## TASK DATA
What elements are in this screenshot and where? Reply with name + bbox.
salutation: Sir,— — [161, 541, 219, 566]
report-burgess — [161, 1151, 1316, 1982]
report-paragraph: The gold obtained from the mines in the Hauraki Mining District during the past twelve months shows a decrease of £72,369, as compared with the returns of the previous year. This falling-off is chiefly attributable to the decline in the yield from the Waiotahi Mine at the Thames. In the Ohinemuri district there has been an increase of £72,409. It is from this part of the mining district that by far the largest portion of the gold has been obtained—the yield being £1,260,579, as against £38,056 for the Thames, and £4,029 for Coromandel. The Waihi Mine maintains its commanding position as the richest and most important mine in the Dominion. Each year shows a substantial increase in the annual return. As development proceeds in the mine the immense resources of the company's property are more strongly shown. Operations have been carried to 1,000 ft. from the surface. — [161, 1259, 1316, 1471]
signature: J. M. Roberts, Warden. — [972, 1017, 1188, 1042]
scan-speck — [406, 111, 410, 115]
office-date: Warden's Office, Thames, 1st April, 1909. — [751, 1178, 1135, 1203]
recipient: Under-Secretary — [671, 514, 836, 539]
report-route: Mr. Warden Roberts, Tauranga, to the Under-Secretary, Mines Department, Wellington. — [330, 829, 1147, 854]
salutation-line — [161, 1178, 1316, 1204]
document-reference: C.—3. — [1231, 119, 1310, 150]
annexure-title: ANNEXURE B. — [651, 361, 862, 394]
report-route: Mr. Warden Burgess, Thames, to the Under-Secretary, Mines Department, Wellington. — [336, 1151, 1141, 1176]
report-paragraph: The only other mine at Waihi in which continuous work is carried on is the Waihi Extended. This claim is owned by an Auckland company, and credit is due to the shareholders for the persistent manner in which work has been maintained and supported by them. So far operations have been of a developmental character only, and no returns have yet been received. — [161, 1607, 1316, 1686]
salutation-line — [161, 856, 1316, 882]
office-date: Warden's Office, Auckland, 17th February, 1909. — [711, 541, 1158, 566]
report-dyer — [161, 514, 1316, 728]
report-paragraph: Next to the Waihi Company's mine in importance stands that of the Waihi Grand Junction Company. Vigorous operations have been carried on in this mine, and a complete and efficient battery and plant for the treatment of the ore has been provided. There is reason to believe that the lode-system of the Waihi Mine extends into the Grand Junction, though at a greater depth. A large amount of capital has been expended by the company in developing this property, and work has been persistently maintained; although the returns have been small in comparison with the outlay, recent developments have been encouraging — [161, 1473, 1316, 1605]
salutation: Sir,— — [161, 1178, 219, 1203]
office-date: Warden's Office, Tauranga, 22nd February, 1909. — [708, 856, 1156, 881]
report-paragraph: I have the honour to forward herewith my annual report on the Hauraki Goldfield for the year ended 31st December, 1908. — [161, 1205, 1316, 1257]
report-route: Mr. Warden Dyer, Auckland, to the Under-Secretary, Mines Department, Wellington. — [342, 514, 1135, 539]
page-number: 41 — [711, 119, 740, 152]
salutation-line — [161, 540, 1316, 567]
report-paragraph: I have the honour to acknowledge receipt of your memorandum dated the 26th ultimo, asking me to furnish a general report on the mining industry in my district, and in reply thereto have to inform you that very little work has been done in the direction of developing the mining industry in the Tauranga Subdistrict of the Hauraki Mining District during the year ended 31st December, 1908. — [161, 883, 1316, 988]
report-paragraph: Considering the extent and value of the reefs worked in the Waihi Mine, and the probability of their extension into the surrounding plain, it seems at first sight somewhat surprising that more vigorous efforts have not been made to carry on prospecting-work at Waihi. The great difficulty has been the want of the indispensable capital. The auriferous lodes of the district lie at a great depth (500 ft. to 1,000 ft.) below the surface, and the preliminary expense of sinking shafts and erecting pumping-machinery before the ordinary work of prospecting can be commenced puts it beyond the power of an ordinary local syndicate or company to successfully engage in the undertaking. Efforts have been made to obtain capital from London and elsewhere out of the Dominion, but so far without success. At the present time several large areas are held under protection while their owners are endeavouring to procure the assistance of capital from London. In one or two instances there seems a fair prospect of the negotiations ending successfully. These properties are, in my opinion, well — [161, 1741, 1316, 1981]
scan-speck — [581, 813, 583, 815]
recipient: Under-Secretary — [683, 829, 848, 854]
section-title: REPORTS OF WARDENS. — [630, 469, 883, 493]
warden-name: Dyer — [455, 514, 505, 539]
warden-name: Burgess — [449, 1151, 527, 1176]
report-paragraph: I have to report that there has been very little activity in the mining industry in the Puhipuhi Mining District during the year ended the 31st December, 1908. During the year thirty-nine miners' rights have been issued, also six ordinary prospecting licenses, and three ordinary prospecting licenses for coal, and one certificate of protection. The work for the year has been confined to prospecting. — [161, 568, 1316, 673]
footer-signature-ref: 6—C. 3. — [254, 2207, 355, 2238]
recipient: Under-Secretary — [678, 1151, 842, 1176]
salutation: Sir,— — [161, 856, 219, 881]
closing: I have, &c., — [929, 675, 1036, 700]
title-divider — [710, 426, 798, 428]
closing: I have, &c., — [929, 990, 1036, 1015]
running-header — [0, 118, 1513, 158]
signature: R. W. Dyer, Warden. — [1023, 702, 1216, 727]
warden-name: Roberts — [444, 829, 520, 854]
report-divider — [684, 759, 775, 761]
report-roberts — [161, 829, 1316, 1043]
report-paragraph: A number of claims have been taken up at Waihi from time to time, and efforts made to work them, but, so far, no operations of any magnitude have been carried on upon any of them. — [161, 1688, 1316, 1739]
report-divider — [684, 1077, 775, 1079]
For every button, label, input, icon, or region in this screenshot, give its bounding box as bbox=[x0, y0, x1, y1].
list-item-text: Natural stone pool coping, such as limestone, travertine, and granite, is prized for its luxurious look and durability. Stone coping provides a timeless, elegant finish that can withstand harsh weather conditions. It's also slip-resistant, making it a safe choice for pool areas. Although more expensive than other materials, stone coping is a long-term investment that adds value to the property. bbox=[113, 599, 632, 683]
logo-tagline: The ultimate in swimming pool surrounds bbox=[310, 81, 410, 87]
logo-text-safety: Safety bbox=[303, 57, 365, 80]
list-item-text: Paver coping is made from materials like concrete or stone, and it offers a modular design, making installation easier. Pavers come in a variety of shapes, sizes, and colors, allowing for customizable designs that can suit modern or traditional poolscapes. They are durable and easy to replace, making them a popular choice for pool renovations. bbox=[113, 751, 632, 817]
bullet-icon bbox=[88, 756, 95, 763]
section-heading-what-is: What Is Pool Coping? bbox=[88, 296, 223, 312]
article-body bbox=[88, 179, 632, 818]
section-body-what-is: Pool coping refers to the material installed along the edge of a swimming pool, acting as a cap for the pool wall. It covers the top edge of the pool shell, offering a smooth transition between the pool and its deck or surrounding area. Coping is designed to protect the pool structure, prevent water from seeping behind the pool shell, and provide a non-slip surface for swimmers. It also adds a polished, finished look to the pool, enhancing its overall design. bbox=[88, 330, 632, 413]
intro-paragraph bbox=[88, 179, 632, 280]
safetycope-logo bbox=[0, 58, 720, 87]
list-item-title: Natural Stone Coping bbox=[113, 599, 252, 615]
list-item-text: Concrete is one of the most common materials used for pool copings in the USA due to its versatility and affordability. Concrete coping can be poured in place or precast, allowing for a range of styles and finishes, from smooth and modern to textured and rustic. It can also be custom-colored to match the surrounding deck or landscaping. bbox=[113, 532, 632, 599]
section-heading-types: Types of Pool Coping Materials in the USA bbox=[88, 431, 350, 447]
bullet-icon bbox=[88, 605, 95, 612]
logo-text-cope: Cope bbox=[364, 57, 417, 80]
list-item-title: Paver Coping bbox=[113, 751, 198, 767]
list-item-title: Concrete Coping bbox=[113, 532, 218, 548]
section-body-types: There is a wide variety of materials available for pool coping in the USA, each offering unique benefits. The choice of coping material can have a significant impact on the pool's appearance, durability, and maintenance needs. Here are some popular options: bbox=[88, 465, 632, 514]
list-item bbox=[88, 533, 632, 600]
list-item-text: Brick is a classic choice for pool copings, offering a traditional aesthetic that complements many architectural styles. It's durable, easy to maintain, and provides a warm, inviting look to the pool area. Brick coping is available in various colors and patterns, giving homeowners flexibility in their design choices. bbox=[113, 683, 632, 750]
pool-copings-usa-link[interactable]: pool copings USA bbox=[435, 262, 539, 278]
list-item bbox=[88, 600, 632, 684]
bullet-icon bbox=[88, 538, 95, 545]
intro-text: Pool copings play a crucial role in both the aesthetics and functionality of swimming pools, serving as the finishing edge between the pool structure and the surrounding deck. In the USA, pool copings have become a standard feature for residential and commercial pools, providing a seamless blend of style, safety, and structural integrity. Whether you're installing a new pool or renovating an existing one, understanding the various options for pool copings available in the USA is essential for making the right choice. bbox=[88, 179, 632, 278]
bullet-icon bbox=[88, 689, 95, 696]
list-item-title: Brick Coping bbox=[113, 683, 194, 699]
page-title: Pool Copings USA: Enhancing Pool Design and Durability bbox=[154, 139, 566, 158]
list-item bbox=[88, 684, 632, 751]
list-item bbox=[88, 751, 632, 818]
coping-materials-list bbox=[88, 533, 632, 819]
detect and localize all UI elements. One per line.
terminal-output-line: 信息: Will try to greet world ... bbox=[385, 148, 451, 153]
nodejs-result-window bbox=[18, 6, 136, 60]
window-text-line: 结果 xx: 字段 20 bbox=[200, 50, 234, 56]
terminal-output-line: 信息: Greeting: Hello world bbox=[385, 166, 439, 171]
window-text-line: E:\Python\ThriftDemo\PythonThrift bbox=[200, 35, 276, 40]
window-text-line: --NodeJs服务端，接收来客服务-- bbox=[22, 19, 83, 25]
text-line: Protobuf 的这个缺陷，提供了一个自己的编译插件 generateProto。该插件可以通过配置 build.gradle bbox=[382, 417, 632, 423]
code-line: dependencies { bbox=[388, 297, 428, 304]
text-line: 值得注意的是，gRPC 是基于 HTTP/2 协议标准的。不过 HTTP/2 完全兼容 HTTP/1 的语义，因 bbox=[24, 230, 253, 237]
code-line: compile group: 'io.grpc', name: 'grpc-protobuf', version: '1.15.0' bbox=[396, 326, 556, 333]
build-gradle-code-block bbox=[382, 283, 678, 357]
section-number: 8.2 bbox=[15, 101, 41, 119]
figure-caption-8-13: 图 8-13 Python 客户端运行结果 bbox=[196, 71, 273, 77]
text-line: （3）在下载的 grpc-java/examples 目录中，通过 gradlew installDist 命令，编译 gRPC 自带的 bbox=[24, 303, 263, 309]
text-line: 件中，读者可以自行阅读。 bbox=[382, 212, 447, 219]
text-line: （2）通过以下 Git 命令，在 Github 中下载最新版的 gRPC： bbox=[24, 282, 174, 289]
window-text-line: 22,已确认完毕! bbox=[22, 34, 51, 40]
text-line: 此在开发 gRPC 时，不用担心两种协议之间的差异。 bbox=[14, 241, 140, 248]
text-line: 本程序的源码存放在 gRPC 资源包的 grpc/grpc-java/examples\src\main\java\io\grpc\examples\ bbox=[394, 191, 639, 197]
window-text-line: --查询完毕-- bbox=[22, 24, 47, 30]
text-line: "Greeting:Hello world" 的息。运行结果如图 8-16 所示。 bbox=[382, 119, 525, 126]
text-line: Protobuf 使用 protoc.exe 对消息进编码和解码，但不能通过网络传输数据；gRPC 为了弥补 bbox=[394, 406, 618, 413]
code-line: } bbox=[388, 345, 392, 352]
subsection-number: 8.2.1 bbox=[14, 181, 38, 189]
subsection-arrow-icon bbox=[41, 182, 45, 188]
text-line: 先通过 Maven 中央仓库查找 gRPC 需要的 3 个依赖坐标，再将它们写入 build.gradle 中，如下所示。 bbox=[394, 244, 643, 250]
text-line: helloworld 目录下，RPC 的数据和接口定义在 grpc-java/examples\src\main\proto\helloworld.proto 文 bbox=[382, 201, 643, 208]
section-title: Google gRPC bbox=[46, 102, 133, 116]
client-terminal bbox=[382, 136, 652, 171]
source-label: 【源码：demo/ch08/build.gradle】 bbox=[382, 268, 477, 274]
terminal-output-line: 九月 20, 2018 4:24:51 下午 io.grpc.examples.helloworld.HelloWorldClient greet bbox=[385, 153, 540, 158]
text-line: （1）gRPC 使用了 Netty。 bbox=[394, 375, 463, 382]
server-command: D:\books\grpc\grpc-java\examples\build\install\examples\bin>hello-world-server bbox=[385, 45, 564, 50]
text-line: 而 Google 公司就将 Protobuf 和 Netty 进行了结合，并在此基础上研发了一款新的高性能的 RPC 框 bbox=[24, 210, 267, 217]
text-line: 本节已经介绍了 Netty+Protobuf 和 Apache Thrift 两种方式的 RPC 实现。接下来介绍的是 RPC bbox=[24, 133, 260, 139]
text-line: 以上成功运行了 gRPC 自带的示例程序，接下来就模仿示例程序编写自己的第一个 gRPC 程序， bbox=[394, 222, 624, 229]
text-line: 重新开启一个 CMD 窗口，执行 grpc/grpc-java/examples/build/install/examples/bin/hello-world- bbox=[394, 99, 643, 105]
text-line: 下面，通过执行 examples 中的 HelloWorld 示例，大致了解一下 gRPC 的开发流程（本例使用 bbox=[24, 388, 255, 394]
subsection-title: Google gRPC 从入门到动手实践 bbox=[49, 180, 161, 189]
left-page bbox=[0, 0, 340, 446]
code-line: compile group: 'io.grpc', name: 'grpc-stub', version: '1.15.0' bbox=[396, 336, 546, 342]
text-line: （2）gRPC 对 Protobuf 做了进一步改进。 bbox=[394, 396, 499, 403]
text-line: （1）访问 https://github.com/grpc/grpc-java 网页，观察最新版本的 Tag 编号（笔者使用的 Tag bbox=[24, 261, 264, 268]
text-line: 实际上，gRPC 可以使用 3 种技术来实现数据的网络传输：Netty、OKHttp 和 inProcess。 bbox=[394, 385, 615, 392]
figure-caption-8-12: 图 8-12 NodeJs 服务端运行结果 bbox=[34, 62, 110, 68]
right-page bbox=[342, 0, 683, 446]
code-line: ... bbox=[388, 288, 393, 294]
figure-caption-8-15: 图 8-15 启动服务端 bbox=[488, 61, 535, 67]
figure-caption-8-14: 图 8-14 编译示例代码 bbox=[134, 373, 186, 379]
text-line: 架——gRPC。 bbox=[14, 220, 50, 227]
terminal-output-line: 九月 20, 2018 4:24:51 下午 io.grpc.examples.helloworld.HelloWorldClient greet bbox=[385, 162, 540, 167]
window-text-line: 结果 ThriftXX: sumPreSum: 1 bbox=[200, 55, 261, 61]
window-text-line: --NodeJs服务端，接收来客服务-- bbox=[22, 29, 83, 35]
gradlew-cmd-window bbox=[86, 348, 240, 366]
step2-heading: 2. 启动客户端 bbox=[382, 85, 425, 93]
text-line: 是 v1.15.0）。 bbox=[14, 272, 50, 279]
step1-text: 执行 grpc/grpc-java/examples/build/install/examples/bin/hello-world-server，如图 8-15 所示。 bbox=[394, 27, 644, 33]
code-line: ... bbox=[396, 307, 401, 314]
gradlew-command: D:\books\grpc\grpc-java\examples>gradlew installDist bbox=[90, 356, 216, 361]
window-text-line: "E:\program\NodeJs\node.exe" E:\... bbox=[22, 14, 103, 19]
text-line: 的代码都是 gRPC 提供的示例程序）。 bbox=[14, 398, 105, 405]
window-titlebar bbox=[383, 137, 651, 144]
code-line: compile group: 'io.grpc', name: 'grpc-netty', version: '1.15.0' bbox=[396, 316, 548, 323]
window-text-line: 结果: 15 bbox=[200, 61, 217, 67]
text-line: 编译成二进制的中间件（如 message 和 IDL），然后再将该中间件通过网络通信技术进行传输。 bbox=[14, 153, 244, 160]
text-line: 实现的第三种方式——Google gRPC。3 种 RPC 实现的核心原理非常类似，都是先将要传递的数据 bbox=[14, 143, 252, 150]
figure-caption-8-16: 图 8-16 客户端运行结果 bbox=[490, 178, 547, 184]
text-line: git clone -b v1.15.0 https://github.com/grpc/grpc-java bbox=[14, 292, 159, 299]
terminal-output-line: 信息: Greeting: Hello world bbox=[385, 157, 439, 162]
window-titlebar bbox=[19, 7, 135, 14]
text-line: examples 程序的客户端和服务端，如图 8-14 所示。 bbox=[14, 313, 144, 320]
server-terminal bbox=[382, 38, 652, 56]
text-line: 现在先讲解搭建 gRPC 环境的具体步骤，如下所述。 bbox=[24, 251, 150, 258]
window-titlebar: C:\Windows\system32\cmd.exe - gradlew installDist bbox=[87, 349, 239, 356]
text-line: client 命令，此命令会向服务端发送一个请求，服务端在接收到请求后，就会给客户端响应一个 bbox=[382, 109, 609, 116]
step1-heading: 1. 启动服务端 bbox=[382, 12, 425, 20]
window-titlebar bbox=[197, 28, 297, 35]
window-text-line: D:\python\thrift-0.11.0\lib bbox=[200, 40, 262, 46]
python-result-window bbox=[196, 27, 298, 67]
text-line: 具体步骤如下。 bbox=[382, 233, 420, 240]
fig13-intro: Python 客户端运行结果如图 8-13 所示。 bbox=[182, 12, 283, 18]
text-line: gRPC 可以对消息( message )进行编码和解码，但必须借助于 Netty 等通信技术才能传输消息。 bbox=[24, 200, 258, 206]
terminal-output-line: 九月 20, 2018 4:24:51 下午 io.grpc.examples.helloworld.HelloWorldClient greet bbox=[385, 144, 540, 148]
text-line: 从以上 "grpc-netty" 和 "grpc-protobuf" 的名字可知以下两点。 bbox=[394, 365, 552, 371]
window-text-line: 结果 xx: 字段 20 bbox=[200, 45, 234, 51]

## YOUR INSTRUCTIONS
Revise the records from their start through the line containing "report-burgess — [161, 1151, 1316, 1982]", replacing "salutation" with "greeting" and leaving everything else unchanged.

## PROBLEM SOLUTION
What elements are in this screenshot and where? Reply with name + bbox.
greeting: Sir,— — [161, 541, 219, 566]
report-burgess — [161, 1151, 1316, 1982]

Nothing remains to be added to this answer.